WHAT NEEDS TO BE DONE:
Copy out each line of the material below with no changes.

LISTED RECORDS:
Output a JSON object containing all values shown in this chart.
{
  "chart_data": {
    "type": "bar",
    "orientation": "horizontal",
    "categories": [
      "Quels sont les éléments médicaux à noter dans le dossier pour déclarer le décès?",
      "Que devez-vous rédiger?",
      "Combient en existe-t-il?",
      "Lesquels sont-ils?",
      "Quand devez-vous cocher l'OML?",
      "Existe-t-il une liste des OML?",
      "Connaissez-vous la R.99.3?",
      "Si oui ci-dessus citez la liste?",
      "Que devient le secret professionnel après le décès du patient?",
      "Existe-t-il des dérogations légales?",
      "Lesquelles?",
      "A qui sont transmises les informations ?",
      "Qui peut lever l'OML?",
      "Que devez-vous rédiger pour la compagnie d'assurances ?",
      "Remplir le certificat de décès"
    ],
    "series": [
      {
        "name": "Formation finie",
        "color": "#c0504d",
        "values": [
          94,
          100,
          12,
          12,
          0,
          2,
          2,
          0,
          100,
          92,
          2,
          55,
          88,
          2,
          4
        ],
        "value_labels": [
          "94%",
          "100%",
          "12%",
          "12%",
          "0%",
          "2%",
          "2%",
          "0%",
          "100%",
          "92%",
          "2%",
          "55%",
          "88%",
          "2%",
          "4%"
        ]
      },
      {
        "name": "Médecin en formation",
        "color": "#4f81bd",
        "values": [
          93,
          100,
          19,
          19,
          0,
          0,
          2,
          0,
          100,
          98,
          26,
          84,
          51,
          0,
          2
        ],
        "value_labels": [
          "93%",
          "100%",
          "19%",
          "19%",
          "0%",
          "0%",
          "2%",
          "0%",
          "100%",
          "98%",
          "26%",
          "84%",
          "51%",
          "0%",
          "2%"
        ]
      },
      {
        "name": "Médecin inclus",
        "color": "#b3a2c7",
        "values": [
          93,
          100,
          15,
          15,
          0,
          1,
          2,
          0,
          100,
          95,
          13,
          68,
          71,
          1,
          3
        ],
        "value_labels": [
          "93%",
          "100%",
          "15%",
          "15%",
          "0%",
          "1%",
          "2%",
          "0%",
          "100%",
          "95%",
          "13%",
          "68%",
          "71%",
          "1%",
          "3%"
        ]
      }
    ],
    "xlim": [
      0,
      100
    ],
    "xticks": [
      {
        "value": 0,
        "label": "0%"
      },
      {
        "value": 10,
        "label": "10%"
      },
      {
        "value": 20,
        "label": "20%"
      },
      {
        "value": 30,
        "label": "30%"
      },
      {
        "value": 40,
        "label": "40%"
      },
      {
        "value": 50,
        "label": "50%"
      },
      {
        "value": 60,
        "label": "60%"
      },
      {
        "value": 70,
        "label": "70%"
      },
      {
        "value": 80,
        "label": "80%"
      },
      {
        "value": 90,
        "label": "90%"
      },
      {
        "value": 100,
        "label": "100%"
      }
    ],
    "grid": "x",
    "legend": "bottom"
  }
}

FINISHED TASK:
Output a JSON object containing all values shown in this chart.
{
  "chart_data": {
    "type": "bar",
    "orientation": "horizontal",
    "categories": [
      "Quels sont les éléments médicaux à noter dans le dossier pour déclarer le décès?",
      "Que devez-vous rédiger?",
      "Combient en existe-t-il?",
      "Lesquels sont-ils?",
      "Quand devez-vous cocher l'OML?",
      "Existe-t-il une liste des OML?",
      "Connaissez-vous la R.99.3?",
      "Si oui ci-dessus citez la liste?",
      "Que devient le secret professionnel après le décès du patient?",
      "Existe-t-il des dérogations légales?",
      "Lesquelles?",
      "A qui sont transmises les informations ?",
      "Qui peut lever l'OML?",
      "Que devez-vous rédiger pour la compagnie d'assurances ?",
      "Remplir le certificat de décès"
    ],
    "series": [
      {
        "name": "Formation finie",
        "color": "#c0504d",
        "values": [
          94,
          100,
          12,
          12,
          0,
          2,
          2,
          0,
          100,
          92,
          2,
          55,
          88,
          2,
          4
        ],
        "value_labels": [
          "94%",
          "100%",
          "12%",
          "12%",
          "0%",
          "2%",
          "2%",
          "0%",
          "100%",
          "92%",
          "2%",
          "55%",
          "88%",
          "2%",
          "4%"
        ]
      },
      {
        "name": "Médecin en formation",
        "color": "#4f81bd",
        "values": [
          93,
          100,
          19,
          19,
          0,
          0,
          2,
          0,
          100,
          98,
          26,
          84,
          51,
          0,
          2
        ],
        "value_labels": [
          "93%",
          "100%",
          "19%",
          "19%",
          "0%",
          "0%",
          "2%",
          "0%",
          "100%",
          "98%",
          "26%",
          "84%",
          "51%",
          "0%",
          "2%"
        ]
      },
      {
        "name": "Médecin inclus",
        "color": "#b3a2c7",
        "values": [
          93,
          100,
          15,
          15,
          0,
          1,
          2,
          0,
          100,
          95,
          13,
          68,
          71,
          1,
          3
        ],
        "value_labels": [
          "93%",
          "100%",
          "15%",
          "15%",
          "0%",
          "1%",
          "2%",
          "0%",
          "100%",
          "95%",
          "13%",
          "68%",
          "71%",
          "1%",
          "3%"
        ]
      }
    ],
    "xlim": [
      0,
      100
    ],
    "xticks": [
      {
        "value": 0,
        "label": "0%"
      },
      {
        "value": 10,
        "label": "10%"
      },
      {
        "value": 20,
        "label": "20%"
      },
      {
        "value": 30,
        "label": "30%"
      },
      {
        "value": 40,
        "label": "40%"
      },
      {
        "value": 50,
        "label": "50%"
      },
      {
        "value": 60,
        "label": "60%"
      },
      {
        "value": 70,
        "label": "70%"
      },
      {
        "value": 80,
        "label": "80%"
      },
      {
        "value": 90,
        "label": "90%"
      },
      {
        "value": 100,
        "label": "100%"
      }
    ],
    "grid": "x",
    "legend": "bottom"
  }
}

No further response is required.